==== EXCERPTED DATA
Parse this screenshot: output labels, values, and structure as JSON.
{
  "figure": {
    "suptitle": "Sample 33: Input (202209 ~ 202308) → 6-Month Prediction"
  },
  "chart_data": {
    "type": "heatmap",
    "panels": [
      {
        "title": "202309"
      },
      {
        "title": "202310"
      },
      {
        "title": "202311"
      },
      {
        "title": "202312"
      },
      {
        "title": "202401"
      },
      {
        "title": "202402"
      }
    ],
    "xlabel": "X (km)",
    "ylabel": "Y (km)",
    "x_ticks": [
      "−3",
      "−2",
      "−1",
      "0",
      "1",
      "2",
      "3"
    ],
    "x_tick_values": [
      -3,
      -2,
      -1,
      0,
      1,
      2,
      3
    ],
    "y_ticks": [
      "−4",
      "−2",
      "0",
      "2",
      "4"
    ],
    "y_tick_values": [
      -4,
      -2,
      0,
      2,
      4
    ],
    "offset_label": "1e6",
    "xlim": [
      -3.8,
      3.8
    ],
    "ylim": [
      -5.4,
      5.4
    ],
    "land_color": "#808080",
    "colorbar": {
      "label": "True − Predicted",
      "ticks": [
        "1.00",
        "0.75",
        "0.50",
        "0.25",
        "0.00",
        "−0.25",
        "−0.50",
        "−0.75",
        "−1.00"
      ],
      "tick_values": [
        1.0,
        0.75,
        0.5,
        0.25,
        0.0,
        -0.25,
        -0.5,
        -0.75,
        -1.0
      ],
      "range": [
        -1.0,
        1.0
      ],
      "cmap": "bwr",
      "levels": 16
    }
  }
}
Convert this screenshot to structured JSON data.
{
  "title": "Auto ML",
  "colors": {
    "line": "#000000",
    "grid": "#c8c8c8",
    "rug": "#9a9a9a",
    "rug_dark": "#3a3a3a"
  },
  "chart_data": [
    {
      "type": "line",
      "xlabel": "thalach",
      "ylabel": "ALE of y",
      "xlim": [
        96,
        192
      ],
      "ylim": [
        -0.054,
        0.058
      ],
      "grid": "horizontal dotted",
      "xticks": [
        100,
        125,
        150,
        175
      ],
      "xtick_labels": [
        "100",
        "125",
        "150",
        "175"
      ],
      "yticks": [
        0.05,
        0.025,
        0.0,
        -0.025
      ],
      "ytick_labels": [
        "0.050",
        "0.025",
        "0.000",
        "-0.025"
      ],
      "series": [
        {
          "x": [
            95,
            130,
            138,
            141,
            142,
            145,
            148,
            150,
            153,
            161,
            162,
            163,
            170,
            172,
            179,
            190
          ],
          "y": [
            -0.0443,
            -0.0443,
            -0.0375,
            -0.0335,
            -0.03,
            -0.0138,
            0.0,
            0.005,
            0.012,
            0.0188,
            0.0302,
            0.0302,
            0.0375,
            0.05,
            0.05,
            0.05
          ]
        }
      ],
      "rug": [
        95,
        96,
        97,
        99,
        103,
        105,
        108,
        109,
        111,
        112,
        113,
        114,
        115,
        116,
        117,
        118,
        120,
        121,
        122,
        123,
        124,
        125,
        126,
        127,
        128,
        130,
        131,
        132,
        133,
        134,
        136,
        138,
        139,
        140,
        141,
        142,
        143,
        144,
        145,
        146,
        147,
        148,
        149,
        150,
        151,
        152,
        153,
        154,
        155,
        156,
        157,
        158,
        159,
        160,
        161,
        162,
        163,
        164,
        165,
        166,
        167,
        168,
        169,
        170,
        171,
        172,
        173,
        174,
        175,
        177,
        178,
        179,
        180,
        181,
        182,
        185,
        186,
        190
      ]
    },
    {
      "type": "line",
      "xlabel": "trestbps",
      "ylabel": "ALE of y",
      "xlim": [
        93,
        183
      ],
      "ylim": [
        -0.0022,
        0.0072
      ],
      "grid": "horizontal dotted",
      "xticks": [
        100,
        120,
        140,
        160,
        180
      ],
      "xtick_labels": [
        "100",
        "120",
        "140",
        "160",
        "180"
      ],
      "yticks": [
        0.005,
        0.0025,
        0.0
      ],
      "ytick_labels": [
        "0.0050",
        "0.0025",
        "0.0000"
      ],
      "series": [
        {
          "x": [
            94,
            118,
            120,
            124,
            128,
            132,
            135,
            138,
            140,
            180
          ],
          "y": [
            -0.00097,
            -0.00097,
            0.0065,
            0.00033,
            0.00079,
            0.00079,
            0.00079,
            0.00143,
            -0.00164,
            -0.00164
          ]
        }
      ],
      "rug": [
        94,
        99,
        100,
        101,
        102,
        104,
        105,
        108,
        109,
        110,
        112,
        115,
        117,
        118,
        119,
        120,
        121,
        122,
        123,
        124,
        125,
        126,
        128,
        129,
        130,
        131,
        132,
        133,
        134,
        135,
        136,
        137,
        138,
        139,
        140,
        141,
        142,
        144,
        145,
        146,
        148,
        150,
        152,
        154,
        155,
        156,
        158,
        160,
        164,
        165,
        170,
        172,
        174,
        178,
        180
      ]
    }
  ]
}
========
- [TASK DETAILS]:
Word for word, write out all of the data above.

- [SOLUTION FOR THIS PROBLEM]:
Parse this screenshot: output labels, values, and structure as JSON.
{
  "figure": {
    "suptitle": "Sample 33: Input (202209 ~ 202308) → 6-Month Prediction"
  },
  "chart_data": {
    "type": "heatmap",
    "panels": [
      {
        "title": "202309"
      },
      {
        "title": "202310"
      },
      {
        "title": "202311"
      },
      {
        "title": "202312"
      },
      {
        "title": "202401"
      },
      {
        "title": "202402"
      }
    ],
    "xlabel": "X (km)",
    "ylabel": "Y (km)",
    "x_ticks": [
      "−3",
      "−2",
      "−1",
      "0",
      "1",
      "2",
      "3"
    ],
    "x_tick_values": [
      -3,
      -2,
      -1,
      0,
      1,
      2,
      3
    ],
    "y_ticks": [
      "−4",
      "−2",
      "0",
      "2",
      "4"
    ],
    "y_tick_values": [
      -4,
      -2,
      0,
      2,
      4
    ],
    "offset_label": "1e6",
    "xlim": [
      -3.8,
      3.8
    ],
    "ylim": [
      -5.4,
      5.4
    ],
    "land_color": "#808080",
    "colorbar": {
      "label": "True − Predicted",
      "ticks": [
        "1.00",
        "0.75",
        "0.50",
        "0.25",
        "0.00",
        "−0.25",
        "−0.50",
        "−0.75",
        "−1.00"
      ],
      "tick_values": [
        1.0,
        0.75,
        0.5,
        0.25,
        0.0,
        -0.25,
        -0.5,
        -0.75,
        -1.0
      ],
      "range": [
        -1.0,
        1.0
      ],
      "cmap": "bwr",
      "levels": 16
    }
  }
}
Convert this screenshot to structured JSON data.
{
  "title": "Auto ML",
  "colors": {
    "line": "#000000",
    "grid": "#c8c8c8",
    "rug": "#9a9a9a",
    "rug_dark": "#3a3a3a"
  },
  "chart_data": [
    {
      "type": "line",
      "xlabel": "thalach",
      "ylabel": "ALE of y",
      "xlim": [
        96,
        192
      ],
      "ylim": [
        -0.054,
        0.058
      ],
      "grid": "horizontal dotted",
      "xticks": [
        100,
        125,
        150,
        175
      ],
      "xtick_labels": [
        "100",
        "125",
        "150",
        "175"
      ],
      "yticks": [
        0.05,
        0.025,
        0.0,
        -0.025
      ],
      "ytick_labels": [
        "0.050",
        "0.025",
        "0.000",
        "-0.025"
      ],
      "series": [
        {
          "x": [
            95,
            130,
            138,
            141,
            142,
            145,
            148,
            150,
            153,
            161,
            162,
            163,
            170,
            172,
            179,
            190
          ],
          "y": [
            -0.0443,
            -0.0443,
            -0.0375,
            -0.0335,
            -0.03,
            -0.0138,
            0.0,
            0.005,
            0.012,
            0.0188,
            0.0302,
            0.0302,
            0.0375,
            0.05,
            0.05,
            0.05
          ]
        }
      ],
      "rug": [
        95,
        96,
        97,
        99,
        103,
        105,
        108,
        109,
        111,
        112,
        113,
        114,
        115,
        116,
        117,
        118,
        120,
        121,
        122,
        123,
        124,
        125,
        126,
        127,
        128,
        130,
        131,
        132,
        133,
        134,
        136,
        138,
        139,
        140,
        141,
        142,
        143,
        144,
        145,
        146,
        147,
        148,
        149,
        150,
        151,
        152,
        153,
        154,
        155,
        156,
        157,
        158,
        159,
        160,
        161,
        162,
        163,
        164,
        165,
        166,
        167,
        168,
        169,
        170,
        171,
        172,
        173,
        174,
        175,
        177,
        178,
        179,
        180,
        181,
        182,
        185,
        186,
        190
      ]
    },
    {
      "type": "line",
      "xlabel": "trestbps",
      "ylabel": "ALE of y",
      "xlim": [
        93,
        183
      ],
      "ylim": [
        -0.0022,
        0.0072
      ],
      "grid": "horizontal dotted",
      "xticks": [
        100,
        120,
        140,
        160,
        180
      ],
      "xtick_labels": [
        "100",
        "120",
        "140",
        "160",
        "180"
      ],
      "yticks": [
        0.005,
        0.0025,
        0.0
      ],
      "ytick_labels": [
        "0.0050",
        "0.0025",
        "0.0000"
      ],
      "series": [
        {
          "x": [
            94,
            118,
            120,
            124,
            128,
            132,
            135,
            138,
            140,
            180
          ],
          "y": [
            -0.00097,
            -0.00097,
            0.0065,
            0.00033,
            0.00079,
            0.00079,
            0.00079,
            0.00143,
            -0.00164,
            -0.00164
          ]
        }
      ],
      "rug": [
        94,
        99,
        100,
        101,
        102,
        104,
        105,
        108,
        109,
        110,
        112,
        115,
        117,
        118,
        119,
        120,
        121,
        122,
        123,
        124,
        125,
        126,
        128,
        129,
        130,
        131,
        132,
        133,
        134,
        135,
        136,
        137,
        138,
        139,
        140,
        141,
        142,
        144,
        145,
        146,
        148,
        150,
        152,
        154,
        155,
        156,
        158,
        160,
        164,
        165,
        170,
        172,
        174,
        178,
        180
      ]
    }
  ]
}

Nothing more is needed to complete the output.